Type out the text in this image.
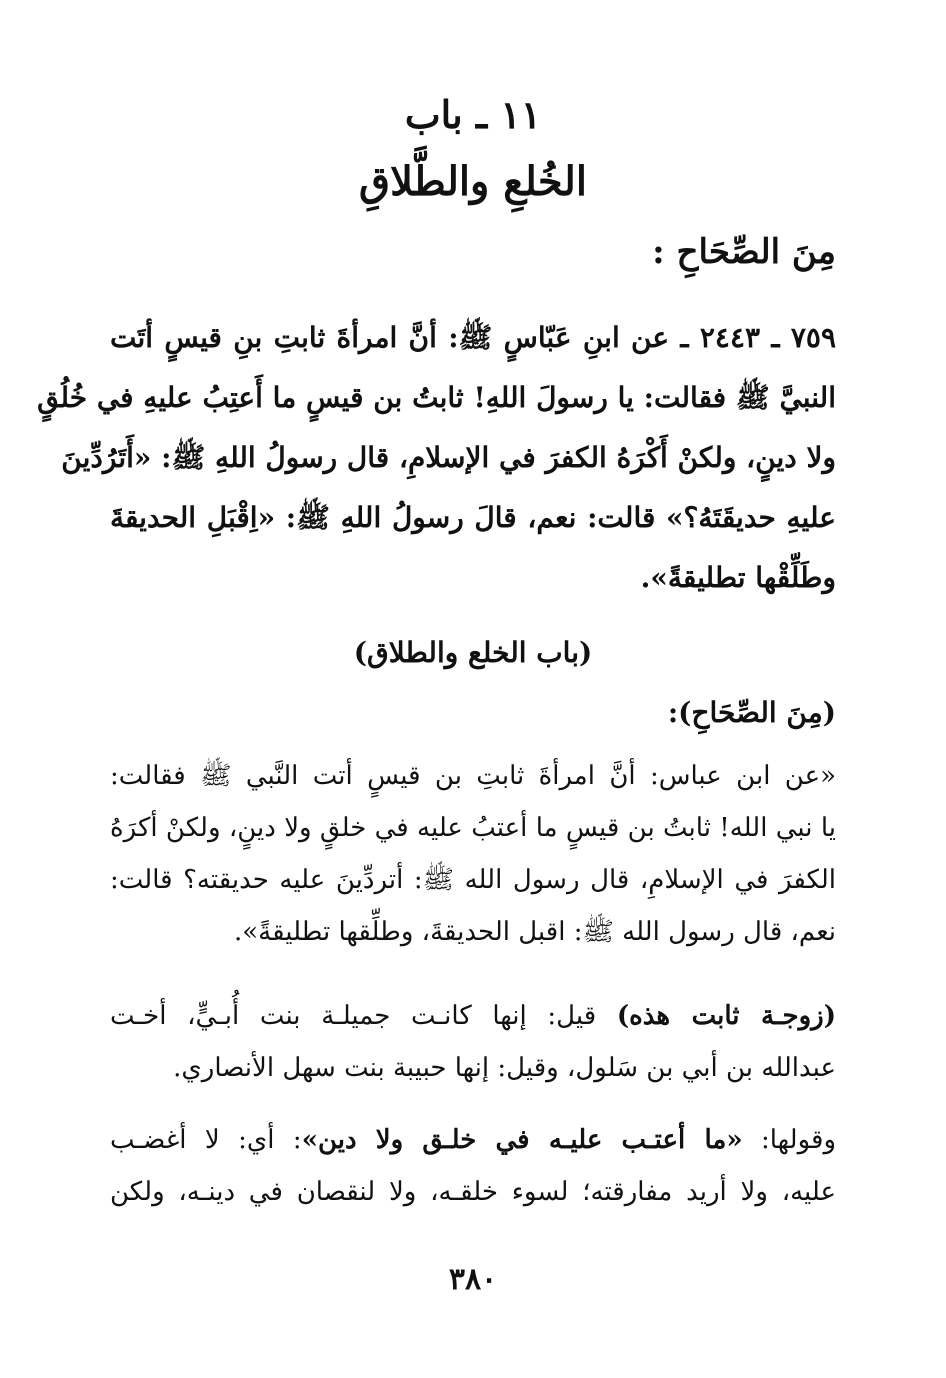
١١ ـ باب
الخُلعِ والطَّلاقِ
مِنَ الصِّحَاحِ :
٧٥٩ ـ ٢٤٤٣ ـ عن ابنِ عَبّاسٍ ﷺ: أنَّ امرأةَ ثابتِ بنِ قيسٍ أتَت
النبيَّ ﷺ فقالت: يا رسولَ اللهِ! ثابتُ بن قيسٍ ما أَعتِبُ عليهِ في خُلُقٍ
ولا دينٍ، ولكنْ أَكْرَهُ الكفرَ في الإسلامِ، قال رسولُ اللهِ ﷺ: «أَتَرُدِّينَ
عليهِ حديقَتَهُ؟» قالت: نعم، قالَ رسولُ اللهِ ﷺ: «اِقْبَلِ الحديقةَ
وطَلِّقْها تطليقةً».
(باب الخلع والطلاق)
(مِنَ الصِّحَاحِ):
«عن ابن عباس: أنَّ امرأةَ ثابتِ بن قيسٍ أتت النَّبي ﷺ فقالت:
يا نبي الله! ثابتُ بن قيسٍ ما أعتبُ عليه في خلقٍ ولا دينٍ، ولكنْ أكرَهُ
الكفرَ في الإسلامِ، قال رسول الله ﷺ: أتردِّينَ عليه حديقته؟ قالت:
نعم، قال رسول الله ﷺ: اقبل الحديقةَ، وطلِّقها تطليقةً».
(زوجـة ثابت هذه) قيل: إنها كانـت جميلـة بنت أُبـيٍّ، أخـت
عبدالله بن أبي بن سَلول، وقيل: إنها حبيبة بنت سهل الأنصاري.
وقولها: «ما أعتـب عليـه في خلـق ولا دين»: أي: لا أغضـب
عليه، ولا أريد مفارقته؛ لسوء خلقـه، ولا لنقصان في دينـه، ولكن
٣٨٠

★ ★ ★ ★ ★

| Aim |
Reproduce each line from the records that contains the word "الإسلام".

| Final result |
ولا دينٍ، ولكنْ أَكْرَهُ الكفرَ في الإسلامِ، قال رسولُ اللهِ ﷺ: «أَتَرُدِّينَ
الكفرَ في الإسلامِ، قال رسول الله ﷺ: أتردِّينَ عليه حديقته؟ قالت:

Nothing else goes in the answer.